| Exercise task |
Copy every line of the entries that includes the word "community".

"""

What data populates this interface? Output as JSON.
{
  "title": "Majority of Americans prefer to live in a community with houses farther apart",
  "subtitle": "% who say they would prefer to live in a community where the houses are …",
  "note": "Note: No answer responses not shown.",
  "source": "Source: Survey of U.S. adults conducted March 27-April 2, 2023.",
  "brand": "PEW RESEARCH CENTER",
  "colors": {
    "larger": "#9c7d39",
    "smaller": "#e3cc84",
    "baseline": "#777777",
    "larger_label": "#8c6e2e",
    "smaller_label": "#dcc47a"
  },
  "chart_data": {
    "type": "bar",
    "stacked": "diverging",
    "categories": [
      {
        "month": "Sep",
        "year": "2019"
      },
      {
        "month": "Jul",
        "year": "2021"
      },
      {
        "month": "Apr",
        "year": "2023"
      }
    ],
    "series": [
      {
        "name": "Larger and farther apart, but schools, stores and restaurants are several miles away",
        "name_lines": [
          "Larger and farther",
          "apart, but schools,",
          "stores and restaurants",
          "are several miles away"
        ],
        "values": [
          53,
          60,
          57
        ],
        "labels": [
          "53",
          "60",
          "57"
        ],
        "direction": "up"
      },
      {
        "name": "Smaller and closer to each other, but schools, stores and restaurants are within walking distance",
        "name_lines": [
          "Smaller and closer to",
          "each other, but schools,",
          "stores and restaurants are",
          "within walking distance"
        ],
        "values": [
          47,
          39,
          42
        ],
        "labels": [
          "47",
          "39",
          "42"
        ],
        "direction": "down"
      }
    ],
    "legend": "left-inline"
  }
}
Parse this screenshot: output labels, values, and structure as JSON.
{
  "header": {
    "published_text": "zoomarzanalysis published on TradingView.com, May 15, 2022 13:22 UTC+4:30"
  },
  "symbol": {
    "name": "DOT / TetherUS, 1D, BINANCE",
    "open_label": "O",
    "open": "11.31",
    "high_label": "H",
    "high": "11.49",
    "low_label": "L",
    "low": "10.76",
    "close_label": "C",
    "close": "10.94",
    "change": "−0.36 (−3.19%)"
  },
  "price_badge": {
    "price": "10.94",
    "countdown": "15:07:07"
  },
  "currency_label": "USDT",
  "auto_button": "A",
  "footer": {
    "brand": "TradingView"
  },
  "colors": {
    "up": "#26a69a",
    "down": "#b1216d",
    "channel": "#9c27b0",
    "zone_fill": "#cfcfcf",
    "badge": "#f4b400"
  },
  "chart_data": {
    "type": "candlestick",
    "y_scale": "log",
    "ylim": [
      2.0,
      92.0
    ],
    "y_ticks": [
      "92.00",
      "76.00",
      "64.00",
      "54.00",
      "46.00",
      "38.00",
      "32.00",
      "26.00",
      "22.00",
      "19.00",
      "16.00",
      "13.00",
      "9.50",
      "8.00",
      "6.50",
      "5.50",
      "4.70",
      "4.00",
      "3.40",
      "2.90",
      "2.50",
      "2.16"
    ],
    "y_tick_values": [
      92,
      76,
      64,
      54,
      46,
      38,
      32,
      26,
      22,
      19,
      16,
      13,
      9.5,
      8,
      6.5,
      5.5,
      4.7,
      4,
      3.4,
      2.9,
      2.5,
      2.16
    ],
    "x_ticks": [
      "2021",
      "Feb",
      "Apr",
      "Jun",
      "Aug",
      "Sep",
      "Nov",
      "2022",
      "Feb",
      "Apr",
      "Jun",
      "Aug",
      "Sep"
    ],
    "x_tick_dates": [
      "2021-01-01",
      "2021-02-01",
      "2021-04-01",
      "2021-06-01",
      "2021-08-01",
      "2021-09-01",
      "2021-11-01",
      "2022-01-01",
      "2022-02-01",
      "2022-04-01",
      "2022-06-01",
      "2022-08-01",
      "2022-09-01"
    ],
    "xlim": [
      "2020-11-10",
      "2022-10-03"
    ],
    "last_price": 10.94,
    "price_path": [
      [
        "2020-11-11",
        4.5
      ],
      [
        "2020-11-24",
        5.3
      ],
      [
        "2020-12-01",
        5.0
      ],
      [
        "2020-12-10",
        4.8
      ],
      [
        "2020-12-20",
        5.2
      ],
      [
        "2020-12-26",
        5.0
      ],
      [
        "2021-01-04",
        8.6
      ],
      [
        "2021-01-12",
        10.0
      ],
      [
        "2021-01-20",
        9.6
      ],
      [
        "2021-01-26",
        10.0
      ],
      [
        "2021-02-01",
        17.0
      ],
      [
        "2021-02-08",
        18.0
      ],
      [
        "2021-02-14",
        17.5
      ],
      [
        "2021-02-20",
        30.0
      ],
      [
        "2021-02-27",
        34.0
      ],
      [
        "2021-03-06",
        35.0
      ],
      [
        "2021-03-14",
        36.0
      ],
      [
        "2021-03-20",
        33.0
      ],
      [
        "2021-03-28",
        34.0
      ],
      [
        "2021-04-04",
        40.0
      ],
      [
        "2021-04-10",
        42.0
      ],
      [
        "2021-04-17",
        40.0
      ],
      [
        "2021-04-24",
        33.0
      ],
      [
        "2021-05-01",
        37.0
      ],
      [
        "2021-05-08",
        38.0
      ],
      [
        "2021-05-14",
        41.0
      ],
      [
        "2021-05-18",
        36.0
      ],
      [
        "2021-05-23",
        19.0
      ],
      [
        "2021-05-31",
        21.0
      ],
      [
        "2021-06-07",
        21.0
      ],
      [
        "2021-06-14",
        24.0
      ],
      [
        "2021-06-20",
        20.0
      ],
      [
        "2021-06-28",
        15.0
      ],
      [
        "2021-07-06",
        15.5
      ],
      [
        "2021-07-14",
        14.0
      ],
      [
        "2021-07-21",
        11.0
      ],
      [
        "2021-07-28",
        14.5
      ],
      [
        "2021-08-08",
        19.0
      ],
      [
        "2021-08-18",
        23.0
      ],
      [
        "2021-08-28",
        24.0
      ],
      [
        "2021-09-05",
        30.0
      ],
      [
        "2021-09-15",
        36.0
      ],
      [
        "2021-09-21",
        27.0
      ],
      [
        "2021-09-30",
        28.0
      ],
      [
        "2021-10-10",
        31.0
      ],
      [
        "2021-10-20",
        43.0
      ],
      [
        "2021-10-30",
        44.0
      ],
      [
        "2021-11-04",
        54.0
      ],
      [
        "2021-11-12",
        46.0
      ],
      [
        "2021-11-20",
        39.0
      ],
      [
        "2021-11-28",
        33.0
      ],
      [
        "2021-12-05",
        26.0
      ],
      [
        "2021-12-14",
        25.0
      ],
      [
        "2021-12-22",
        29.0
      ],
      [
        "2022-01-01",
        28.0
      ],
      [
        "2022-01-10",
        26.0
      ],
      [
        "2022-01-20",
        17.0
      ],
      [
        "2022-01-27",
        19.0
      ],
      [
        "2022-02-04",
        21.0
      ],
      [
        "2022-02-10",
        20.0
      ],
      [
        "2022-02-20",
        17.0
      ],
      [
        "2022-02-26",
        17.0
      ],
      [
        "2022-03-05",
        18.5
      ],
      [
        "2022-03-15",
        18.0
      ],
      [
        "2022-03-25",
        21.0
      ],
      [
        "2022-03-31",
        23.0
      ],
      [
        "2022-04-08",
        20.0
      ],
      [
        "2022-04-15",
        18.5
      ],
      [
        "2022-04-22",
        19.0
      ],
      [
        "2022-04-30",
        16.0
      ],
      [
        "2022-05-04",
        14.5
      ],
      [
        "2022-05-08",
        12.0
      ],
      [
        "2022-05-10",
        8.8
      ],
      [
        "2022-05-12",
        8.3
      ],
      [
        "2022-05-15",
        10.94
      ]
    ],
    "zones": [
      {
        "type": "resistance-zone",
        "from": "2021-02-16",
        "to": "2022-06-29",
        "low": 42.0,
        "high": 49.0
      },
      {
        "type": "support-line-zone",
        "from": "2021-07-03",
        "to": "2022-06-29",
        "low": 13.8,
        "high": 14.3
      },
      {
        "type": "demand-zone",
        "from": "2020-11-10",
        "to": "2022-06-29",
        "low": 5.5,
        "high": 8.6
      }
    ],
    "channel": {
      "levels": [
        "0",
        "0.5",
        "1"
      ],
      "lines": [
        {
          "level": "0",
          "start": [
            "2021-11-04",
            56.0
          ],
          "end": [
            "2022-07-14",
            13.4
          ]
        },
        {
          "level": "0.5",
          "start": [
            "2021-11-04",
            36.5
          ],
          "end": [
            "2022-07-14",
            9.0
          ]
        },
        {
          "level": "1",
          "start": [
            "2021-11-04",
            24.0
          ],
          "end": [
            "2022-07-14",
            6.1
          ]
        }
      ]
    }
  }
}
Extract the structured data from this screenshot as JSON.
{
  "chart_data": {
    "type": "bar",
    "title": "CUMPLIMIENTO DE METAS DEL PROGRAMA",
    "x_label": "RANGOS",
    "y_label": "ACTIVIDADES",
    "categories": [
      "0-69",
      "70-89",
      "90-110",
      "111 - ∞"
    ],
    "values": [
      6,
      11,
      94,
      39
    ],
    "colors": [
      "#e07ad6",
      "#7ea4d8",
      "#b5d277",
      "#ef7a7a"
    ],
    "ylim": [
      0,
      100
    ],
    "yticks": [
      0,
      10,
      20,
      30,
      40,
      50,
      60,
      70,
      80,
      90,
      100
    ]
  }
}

"""

| Exercise solution |
  "title": "Majority of Americans prefer to live in a community with houses farther apart",
  "subtitle": "% who say they would prefer to live in a community where the houses are …",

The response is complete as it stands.